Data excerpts
━━━━━━━━

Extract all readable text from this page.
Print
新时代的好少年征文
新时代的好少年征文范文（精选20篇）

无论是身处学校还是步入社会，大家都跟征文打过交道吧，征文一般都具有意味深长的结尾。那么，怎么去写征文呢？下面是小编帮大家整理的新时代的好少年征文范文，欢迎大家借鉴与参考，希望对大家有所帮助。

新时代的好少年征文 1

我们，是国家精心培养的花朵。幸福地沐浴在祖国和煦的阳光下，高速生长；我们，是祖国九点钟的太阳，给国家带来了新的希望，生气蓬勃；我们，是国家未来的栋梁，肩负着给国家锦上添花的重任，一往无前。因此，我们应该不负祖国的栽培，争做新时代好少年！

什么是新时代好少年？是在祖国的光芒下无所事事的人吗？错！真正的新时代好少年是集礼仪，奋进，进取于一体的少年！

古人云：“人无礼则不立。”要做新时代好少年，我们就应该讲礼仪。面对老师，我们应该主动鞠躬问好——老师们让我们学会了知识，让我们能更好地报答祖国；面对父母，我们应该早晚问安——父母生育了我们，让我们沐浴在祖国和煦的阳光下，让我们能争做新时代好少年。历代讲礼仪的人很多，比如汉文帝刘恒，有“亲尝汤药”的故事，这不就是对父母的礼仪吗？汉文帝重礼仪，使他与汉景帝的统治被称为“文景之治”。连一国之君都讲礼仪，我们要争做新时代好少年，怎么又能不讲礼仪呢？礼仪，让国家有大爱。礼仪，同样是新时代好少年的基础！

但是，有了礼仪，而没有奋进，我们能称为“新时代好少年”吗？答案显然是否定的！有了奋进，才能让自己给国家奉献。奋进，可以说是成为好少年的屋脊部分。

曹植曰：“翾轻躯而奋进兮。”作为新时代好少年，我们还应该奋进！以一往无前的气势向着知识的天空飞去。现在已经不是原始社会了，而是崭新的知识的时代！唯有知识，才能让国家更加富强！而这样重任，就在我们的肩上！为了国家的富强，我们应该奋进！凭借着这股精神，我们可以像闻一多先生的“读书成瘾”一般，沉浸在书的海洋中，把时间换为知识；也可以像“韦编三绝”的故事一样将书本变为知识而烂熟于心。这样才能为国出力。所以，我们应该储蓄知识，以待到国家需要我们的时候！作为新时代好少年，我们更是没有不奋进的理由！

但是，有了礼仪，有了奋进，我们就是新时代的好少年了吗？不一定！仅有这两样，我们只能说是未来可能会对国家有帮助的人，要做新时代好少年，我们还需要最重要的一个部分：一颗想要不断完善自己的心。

━━━━━━━━

* Work to be completed: Print the records above exactly as they appear.

* Answer below:
Extract all readable text from this page.
Print
新时代的好少年征文
新时代的好少年征文范文（精选20篇）

无论是身处学校还是步入社会，大家都跟征文打过交道吧，征文一般都具有意味深长的结尾。那么，怎么去写征文呢？下面是小编帮大家整理的新时代的好少年征文范文，欢迎大家借鉴与参考，希望对大家有所帮助。

新时代的好少年征文 1

我们，是国家精心培养的花朵。幸福地沐浴在祖国和煦的阳光下，高速生长；我们，是祖国九点钟的太阳，给国家带来了新的希望，生气蓬勃；我们，是国家未来的栋梁，肩负着给国家锦上添花的重任，一往无前。因此，我们应该不负祖国的栽培，争做新时代好少年！

什么是新时代好少年？是在祖国的光芒下无所事事的人吗？错！真正的新时代好少年是集礼仪，奋进，进取于一体的少年！

古人云：“人无礼则不立。”要做新时代好少年，我们就应该讲礼仪。面对老师，我们应该主动鞠躬问好——老师们让我们学会了知识，让我们能更好地报答祖国；面对父母，我们应该早晚问安——父母生育了我们，让我们沐浴在祖国和煦的阳光下，让我们能争做新时代好少年。历代讲礼仪的人很多，比如汉文帝刘恒，有“亲尝汤药”的故事，这不就是对父母的礼仪吗？汉文帝重礼仪，使他与汉景帝的统治被称为“文景之治”。连一国之君都讲礼仪，我们要争做新时代好少年，怎么又能不讲礼仪呢？礼仪，让国家有大爱。礼仪，同样是新时代好少年的基础！

但是，有了礼仪，而没有奋进，我们能称为“新时代好少年”吗？答案显然是否定的！有了奋进，才能让自己给国家奉献。奋进，可以说是成为好少年的屋脊部分。

曹植曰：“翾轻躯而奋进兮。”作为新时代好少年，我们还应该奋进！以一往无前的气势向着知识的天空飞去。现在已经不是原始社会了，而是崭新的知识的时代！唯有知识，才能让国家更加富强！而这样重任，就在我们的肩上！为了国家的富强，我们应该奋进！凭借着这股精神，我们可以像闻一多先生的“读书成瘾”一般，沉浸在书的海洋中，把时间换为知识；也可以像“韦编三绝”的故事一样将书本变为知识而烂熟于心。这样才能为国出力。所以，我们应该储蓄知识，以待到国家需要我们的时候！作为新时代好少年，我们更是没有不奋进的理由！

但是，有了礼仪，有了奋进，我们就是新时代的好少年了吗？不一定！仅有这两样，我们只能说是未来可能会对国家有帮助的人，要做新时代好少年，我们还需要最重要的一个部分：一颗想要不断完善自己的心。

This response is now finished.